What needs to be done.
Report every line of the records below that contains the string "title", copying each such line in full. Treat uppercase and lowercase letters as distinct.
** start of Data entries **
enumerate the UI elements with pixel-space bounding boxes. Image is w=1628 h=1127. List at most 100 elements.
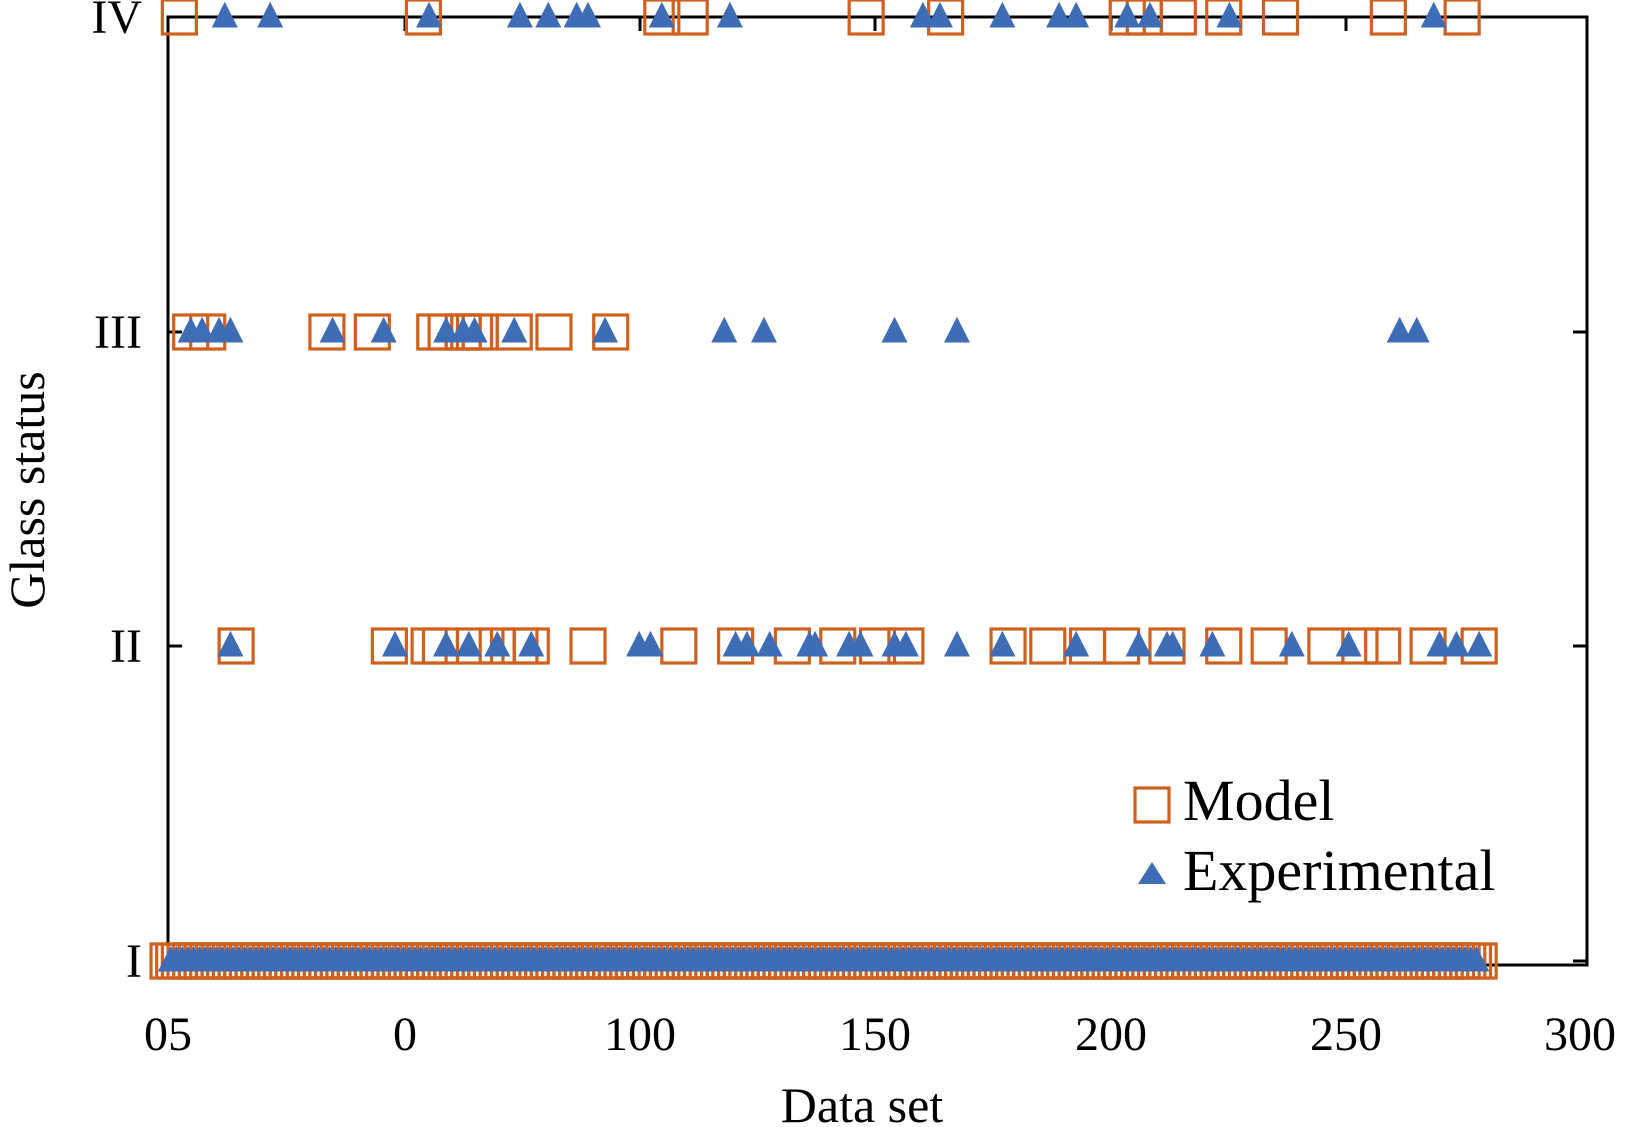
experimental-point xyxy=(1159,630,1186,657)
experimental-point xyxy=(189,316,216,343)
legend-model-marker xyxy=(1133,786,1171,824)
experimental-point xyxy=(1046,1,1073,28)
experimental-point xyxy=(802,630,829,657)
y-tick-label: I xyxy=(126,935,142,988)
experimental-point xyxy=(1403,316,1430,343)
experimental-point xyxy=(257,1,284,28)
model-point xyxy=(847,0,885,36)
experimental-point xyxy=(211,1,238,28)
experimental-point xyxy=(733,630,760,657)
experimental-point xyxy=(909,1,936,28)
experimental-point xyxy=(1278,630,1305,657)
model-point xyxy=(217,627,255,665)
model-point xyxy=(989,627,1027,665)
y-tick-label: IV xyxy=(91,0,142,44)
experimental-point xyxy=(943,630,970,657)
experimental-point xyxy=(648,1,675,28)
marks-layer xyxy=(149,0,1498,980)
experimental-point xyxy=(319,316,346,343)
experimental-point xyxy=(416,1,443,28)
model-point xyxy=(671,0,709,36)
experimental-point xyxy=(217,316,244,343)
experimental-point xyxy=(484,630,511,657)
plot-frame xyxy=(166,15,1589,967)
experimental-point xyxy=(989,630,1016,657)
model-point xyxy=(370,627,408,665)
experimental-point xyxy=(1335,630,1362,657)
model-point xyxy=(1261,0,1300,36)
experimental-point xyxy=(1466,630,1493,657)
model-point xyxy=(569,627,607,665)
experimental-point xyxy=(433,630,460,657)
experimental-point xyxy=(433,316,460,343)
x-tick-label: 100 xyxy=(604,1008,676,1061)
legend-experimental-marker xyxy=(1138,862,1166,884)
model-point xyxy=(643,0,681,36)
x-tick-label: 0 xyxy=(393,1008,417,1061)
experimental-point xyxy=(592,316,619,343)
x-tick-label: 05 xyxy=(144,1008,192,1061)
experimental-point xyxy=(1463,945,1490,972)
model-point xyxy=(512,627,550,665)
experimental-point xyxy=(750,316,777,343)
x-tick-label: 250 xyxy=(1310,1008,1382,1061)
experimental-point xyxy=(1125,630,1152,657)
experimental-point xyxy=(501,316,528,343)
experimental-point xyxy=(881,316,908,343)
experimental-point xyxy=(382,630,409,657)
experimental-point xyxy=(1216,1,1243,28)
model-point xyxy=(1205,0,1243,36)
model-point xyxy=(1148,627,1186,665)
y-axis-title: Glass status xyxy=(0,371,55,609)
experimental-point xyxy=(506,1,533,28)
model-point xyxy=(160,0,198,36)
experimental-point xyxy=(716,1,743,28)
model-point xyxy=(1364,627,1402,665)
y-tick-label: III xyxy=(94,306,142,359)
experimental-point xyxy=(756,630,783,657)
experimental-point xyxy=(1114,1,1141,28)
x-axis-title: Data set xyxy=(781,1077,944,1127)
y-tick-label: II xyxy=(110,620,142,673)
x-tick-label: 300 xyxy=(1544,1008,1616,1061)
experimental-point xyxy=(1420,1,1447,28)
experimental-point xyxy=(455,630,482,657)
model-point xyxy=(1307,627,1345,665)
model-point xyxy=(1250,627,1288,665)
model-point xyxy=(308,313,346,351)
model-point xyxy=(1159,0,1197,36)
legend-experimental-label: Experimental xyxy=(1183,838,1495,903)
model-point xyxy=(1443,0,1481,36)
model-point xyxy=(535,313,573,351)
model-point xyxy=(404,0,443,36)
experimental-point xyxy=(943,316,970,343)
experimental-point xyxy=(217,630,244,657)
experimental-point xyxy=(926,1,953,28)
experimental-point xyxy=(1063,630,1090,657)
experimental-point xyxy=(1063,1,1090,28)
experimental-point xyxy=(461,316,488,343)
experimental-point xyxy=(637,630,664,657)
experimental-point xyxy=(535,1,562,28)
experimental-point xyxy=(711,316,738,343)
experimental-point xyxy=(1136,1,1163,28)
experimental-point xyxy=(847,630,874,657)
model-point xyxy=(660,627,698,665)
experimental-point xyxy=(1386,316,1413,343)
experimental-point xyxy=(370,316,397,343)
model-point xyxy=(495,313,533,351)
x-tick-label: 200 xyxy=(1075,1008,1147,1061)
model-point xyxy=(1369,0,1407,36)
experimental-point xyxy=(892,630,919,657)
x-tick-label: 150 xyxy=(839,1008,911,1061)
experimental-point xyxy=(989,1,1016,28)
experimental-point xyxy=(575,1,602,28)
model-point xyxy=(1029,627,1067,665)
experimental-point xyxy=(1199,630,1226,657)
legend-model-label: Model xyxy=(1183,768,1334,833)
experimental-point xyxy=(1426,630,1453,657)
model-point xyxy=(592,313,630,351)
** end of Data entries **
** start of Data entries **
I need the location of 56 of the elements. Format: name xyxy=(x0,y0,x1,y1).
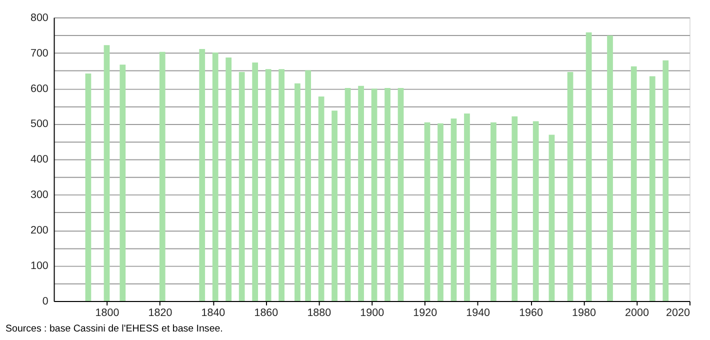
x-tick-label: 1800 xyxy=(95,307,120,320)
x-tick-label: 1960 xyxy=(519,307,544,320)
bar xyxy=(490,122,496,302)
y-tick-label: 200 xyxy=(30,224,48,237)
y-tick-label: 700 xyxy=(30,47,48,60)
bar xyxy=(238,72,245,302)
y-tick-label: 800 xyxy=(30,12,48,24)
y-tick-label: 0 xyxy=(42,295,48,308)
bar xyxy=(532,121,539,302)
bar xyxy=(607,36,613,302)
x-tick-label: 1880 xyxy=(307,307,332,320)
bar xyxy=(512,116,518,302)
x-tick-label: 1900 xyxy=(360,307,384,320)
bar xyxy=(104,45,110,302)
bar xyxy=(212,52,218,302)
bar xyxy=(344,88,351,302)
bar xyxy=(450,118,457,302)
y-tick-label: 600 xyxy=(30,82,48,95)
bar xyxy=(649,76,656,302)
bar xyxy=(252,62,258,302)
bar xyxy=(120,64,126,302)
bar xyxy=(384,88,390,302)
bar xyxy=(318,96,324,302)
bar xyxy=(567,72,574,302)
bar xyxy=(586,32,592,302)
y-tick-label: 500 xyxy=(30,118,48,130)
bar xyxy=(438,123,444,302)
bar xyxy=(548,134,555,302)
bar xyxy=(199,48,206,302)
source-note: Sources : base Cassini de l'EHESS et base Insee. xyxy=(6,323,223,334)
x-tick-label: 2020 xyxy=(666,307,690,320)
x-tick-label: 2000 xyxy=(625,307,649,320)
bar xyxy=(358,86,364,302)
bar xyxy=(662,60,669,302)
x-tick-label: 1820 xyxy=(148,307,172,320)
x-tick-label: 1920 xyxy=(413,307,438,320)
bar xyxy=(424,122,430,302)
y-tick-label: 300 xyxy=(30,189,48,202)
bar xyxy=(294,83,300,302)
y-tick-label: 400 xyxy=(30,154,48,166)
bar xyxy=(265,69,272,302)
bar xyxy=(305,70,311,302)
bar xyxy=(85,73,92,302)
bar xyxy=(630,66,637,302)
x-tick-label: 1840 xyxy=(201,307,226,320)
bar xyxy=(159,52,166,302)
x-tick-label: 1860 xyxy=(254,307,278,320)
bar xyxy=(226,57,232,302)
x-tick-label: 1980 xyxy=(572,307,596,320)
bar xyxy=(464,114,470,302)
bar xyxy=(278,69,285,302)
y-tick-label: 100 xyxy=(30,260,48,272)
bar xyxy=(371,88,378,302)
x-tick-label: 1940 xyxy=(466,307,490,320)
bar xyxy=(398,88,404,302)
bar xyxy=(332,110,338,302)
** end of Data entries **
** start of Data entries **
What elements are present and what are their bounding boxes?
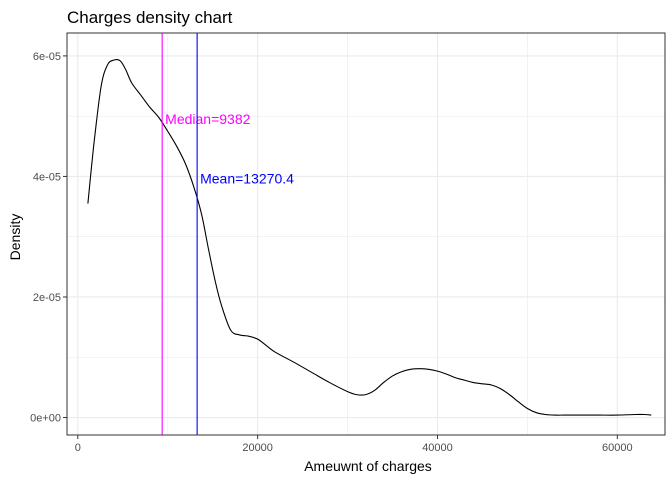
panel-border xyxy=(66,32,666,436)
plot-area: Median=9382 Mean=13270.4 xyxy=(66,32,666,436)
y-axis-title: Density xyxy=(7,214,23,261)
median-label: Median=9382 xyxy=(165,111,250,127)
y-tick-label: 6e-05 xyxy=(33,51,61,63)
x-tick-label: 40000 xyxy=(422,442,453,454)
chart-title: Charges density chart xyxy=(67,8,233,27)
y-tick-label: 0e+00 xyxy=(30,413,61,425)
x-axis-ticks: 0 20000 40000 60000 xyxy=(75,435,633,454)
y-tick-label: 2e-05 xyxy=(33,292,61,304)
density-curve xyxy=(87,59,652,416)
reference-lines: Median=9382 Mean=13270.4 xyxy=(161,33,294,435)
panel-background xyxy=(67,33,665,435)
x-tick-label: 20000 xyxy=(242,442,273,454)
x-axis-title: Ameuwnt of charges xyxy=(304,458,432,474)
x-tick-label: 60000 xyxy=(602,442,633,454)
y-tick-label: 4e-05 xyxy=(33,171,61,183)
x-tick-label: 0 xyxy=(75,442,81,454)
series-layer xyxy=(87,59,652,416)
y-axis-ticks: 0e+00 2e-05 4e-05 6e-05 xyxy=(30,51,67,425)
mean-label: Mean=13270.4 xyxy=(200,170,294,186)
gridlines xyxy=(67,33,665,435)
** end of Data entries **
Written answer.
y-axis-title: Glass status xyxy=(0,371,55,609)
x-axis-title: Data set xyxy=(781,1077,944,1127)
y-axis-title: Density xyxy=(7,214,23,261)
chart-title: Charges density chart xyxy=(67,8,233,27)
x-axis-title: Ameuwnt of charges xyxy=(304,458,432,474)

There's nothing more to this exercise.